§ **Fragmento del texto**
--*--
Ciudad de México, 13 de febrero del 2026
La Asamblea Nacional del Ecuador aprobó, a solicitud del presidente Daniel Noboa, la Ley Orgánica para el Fortalecimiento de la Ciberseguridad, presentada como una herramienta para reforzar la seguridad digital y proteger infraestructuras críticas del Estado. El proyecto, impulsado inicialmente por el Ministerio de Telecomunicaciones, busca prevenir delitos informáticos y modernizar la gestión tecnológica bajo estándares internacionales.
Sin embargo, la normativa generó fuerte controversia. Legisladores que votaron en contra advirtieron que podría consolidar un aparato de control y vigilancia estatal, especialmente contra la oposición política y sectores críticos del gobierno.
--*--
[Entradas de datos almacenadas]

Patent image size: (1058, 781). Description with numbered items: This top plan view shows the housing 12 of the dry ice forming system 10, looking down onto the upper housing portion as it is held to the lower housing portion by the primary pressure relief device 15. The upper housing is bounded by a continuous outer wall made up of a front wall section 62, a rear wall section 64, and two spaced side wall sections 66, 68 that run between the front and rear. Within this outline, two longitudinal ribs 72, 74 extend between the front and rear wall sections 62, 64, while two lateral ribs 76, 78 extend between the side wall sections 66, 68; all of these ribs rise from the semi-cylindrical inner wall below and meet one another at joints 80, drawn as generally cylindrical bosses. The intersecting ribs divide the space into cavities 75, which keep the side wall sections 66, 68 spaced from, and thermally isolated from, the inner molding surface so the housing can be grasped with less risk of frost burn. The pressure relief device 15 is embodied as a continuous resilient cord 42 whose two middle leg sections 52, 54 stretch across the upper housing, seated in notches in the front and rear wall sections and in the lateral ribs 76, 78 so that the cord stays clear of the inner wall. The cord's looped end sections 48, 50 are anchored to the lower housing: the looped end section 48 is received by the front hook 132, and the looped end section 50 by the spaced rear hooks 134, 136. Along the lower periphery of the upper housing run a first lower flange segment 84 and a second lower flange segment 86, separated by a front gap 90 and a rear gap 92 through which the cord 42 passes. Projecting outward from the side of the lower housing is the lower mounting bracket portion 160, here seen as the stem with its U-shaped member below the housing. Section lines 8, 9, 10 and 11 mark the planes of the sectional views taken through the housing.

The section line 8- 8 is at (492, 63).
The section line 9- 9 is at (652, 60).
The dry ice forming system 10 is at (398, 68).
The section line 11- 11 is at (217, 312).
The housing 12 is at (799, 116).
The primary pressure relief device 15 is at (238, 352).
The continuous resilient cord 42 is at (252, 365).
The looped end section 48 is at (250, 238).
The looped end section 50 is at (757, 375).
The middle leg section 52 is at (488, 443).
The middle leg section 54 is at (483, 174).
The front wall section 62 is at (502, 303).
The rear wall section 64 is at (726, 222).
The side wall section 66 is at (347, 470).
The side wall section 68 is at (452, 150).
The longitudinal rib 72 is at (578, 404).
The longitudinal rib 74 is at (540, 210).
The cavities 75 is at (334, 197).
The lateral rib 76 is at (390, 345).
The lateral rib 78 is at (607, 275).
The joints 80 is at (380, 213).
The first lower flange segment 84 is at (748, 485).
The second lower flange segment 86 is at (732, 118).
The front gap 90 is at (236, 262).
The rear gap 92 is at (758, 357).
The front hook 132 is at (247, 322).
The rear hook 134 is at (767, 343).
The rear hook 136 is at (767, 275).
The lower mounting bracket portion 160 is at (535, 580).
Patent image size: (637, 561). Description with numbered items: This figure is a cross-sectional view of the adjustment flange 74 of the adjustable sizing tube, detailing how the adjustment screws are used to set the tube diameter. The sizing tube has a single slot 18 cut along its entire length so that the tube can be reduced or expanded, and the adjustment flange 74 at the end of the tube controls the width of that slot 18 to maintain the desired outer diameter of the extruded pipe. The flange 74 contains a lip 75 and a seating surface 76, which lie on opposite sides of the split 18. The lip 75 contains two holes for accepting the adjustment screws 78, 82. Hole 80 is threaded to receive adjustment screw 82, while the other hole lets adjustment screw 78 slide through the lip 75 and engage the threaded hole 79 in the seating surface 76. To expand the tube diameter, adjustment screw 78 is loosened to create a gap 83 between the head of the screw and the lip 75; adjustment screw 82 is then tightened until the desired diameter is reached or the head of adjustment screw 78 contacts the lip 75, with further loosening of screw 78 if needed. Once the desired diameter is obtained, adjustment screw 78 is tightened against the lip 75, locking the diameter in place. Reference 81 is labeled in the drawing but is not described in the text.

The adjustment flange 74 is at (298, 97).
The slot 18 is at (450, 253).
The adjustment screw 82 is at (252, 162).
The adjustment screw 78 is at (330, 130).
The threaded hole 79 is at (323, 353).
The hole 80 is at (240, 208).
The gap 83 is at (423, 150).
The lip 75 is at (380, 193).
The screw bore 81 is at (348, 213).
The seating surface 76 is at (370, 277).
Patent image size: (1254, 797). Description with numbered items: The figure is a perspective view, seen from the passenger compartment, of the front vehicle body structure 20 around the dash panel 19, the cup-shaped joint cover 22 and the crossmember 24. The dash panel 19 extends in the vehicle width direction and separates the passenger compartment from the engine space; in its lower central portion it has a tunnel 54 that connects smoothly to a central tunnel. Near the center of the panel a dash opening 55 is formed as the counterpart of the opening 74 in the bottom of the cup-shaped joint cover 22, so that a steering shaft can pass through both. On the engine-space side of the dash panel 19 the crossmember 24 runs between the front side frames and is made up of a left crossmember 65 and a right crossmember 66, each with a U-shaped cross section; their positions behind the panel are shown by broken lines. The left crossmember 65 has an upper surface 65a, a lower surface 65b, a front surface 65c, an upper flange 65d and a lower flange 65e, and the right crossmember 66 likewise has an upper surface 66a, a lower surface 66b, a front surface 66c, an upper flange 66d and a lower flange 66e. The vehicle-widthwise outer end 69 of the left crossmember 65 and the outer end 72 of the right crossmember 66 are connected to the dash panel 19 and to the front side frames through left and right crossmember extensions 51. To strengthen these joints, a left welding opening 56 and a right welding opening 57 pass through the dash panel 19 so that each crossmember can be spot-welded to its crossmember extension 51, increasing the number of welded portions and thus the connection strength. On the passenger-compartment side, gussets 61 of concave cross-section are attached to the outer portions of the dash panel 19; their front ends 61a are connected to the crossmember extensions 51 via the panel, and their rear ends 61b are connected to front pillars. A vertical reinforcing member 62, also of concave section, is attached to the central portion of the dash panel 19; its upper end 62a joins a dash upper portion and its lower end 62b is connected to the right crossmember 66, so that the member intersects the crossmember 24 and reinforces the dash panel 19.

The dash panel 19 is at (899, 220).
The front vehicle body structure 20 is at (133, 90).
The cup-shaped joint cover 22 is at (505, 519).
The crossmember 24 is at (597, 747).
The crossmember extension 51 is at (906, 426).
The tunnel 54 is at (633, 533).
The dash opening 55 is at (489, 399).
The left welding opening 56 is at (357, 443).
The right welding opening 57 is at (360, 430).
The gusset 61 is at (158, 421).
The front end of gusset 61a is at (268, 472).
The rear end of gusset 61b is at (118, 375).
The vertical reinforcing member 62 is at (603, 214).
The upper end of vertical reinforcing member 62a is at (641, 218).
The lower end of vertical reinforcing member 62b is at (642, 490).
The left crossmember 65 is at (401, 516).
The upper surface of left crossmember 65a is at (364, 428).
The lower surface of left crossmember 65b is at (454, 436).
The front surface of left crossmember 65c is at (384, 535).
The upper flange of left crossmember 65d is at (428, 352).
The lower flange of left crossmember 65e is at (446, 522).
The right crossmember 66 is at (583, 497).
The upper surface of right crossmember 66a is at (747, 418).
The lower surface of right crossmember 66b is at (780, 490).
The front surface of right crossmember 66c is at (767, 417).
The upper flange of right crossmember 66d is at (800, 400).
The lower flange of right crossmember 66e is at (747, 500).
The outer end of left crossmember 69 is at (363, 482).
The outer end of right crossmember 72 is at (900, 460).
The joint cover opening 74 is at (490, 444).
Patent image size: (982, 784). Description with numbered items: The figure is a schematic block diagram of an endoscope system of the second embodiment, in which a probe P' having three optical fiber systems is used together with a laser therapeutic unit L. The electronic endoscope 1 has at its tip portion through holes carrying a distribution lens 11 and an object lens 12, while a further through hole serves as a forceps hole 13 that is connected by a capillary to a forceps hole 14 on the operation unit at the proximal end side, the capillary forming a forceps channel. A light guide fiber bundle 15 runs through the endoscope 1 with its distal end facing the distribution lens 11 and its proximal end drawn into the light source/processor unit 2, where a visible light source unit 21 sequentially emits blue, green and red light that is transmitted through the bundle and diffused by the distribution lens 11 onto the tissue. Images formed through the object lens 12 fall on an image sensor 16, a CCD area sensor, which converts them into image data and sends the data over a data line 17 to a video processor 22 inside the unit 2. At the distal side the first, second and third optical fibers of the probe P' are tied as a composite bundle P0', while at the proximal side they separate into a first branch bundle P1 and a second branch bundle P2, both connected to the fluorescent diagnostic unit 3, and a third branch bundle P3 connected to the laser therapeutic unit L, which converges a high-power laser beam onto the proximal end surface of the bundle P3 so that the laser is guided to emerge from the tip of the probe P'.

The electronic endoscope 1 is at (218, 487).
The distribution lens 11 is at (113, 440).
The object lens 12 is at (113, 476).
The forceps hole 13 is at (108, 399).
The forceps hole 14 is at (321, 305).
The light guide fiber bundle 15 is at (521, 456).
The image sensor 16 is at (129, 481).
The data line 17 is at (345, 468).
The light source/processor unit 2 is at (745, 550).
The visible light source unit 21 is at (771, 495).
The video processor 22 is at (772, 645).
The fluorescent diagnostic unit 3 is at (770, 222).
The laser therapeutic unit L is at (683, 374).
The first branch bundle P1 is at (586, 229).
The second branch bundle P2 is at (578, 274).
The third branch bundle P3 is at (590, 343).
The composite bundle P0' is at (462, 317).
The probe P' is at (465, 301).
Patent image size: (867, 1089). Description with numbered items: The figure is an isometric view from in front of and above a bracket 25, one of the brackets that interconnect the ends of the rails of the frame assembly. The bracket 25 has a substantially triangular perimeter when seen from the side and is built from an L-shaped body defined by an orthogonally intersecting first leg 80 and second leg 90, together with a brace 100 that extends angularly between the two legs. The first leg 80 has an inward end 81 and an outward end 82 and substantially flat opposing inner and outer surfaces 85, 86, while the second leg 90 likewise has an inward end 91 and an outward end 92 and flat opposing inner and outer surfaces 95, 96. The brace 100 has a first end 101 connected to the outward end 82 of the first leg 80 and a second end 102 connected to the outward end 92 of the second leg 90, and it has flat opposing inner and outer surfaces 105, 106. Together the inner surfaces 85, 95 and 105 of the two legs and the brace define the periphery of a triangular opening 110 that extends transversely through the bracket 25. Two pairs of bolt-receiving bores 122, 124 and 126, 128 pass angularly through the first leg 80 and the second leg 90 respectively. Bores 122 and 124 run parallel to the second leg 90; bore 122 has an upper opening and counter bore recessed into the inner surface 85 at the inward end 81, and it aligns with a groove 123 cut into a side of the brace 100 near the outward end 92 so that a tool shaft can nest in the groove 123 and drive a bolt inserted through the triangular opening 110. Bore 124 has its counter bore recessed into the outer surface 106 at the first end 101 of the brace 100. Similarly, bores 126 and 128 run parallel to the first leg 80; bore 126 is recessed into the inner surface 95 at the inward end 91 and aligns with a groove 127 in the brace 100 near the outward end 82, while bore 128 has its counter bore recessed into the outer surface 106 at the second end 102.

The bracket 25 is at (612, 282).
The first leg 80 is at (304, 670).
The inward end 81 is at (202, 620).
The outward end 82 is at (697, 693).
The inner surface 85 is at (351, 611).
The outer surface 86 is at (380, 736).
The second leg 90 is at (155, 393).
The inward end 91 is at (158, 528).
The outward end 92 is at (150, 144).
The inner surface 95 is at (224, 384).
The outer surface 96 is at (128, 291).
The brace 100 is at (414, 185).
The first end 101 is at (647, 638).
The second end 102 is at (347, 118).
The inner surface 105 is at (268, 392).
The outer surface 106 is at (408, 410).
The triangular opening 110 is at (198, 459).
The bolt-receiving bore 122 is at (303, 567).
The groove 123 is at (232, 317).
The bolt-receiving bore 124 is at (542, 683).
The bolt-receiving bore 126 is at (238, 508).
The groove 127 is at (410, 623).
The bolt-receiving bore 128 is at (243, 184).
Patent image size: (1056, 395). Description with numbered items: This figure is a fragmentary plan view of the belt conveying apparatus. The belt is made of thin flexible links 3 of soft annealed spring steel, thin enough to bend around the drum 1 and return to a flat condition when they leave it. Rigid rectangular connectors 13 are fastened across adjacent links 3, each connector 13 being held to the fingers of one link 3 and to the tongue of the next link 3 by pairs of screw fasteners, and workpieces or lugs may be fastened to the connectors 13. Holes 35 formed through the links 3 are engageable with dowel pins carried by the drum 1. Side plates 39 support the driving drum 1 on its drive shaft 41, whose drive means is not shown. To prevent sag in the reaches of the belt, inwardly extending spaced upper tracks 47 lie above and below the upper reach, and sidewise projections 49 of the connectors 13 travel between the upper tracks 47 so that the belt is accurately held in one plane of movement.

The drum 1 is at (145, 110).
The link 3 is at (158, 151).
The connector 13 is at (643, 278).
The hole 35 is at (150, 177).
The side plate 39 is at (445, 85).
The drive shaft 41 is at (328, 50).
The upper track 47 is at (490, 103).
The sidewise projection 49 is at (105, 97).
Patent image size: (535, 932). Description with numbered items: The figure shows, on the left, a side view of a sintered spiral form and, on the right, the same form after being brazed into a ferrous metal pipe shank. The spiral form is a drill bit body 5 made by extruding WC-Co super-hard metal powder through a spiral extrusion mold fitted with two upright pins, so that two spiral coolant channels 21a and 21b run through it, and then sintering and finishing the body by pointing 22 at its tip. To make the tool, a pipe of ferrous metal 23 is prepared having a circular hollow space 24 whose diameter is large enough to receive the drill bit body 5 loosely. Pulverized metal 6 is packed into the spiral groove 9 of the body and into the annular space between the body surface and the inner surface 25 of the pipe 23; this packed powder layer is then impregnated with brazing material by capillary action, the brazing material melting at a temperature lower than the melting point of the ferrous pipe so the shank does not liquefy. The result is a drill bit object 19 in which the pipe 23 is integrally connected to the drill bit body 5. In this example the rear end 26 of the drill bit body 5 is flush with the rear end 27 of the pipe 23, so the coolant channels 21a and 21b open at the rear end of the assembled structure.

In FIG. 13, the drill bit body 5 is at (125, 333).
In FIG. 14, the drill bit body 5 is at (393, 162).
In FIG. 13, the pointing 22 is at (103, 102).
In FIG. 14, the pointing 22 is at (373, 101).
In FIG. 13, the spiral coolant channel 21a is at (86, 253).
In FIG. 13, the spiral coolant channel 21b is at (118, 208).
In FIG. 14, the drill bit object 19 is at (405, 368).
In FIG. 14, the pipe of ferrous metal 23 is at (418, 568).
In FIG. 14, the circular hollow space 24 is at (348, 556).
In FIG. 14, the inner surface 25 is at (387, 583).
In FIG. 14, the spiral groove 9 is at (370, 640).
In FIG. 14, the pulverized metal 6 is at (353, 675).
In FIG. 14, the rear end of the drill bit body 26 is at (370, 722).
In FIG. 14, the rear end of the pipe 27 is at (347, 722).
--*--
§ **Tareas por realizar**
1: Transcribe de la nota sobre la ley de ciberseguridad el pasaje que comienza en "Sin embargo, la" y se extiende hasta "críticos del gobierno.".
2: Según la nota sobre la ley de ciberseguridad, ¿qué ministerio impulsó inicialmente el proyecto?
3: Prolonga la nota sobre la ley de ciberseguridad a partir del punto en que termina.

§ **Respuestas**
1:
Sin embargo, la normativa generó fuerte controversia. Legisladores que votaron en contra advirtieron que podría consolidar un aparato de control y vigilancia estatal, especialmente contra la oposición política y sectores críticos del gobierno.

2: El Ministerio de Telecomunicaciones.

3:
Uno de los puntos más debatidos es la vinculación con Palantir Technologies Inc., empresa estadunidense especializada en integración y análisis de datos, que mantiene un contrato vigente con el Estado ecuatoriano desde mayo de 2025 para tareas de Seguridad Nacional. Entre sus funciones está el monitoreo de redes de contrabando y el análisis en tiempo real de exportaciones e importaciones, incluyendo el perfilamiento de más de 90% de las declaraciones aduaneras.
Palantir ha trabajado con agencias como la Agencia Central de Inteligencia (CIA) y la Agencia de Seguridad Nacional (NSA) de Estados Unidos, lo que ha despertado preocupaciones sobre el uso de tecnologías de policía predictiva y la posibilidad de vigilancia masiva bajo el argumento de seguridad.
Organizaciones defensoras de la libertad de expresión y de prensa alertaron que la ley podría utilizarse para inhibir investigaciones periodísticas o debilitar principios democráticos. También se recordó que, tras las protestas indígenas y sociales de 2022 y 2025, se denunciaron intercepciones de comunicaciones privadas y bloqueos en zonas rurales, lo que habría vulnerado el derecho constitucional a la protección de datos.
El gobierno sostiene que la norma se articulará con la Política Nacional de Ciberseguridad y la Estrategia Nacional de Ciberseguridad, actualmente en actualización, para garantizar coherencia normativa y fortalecer el ecosistema digital del país.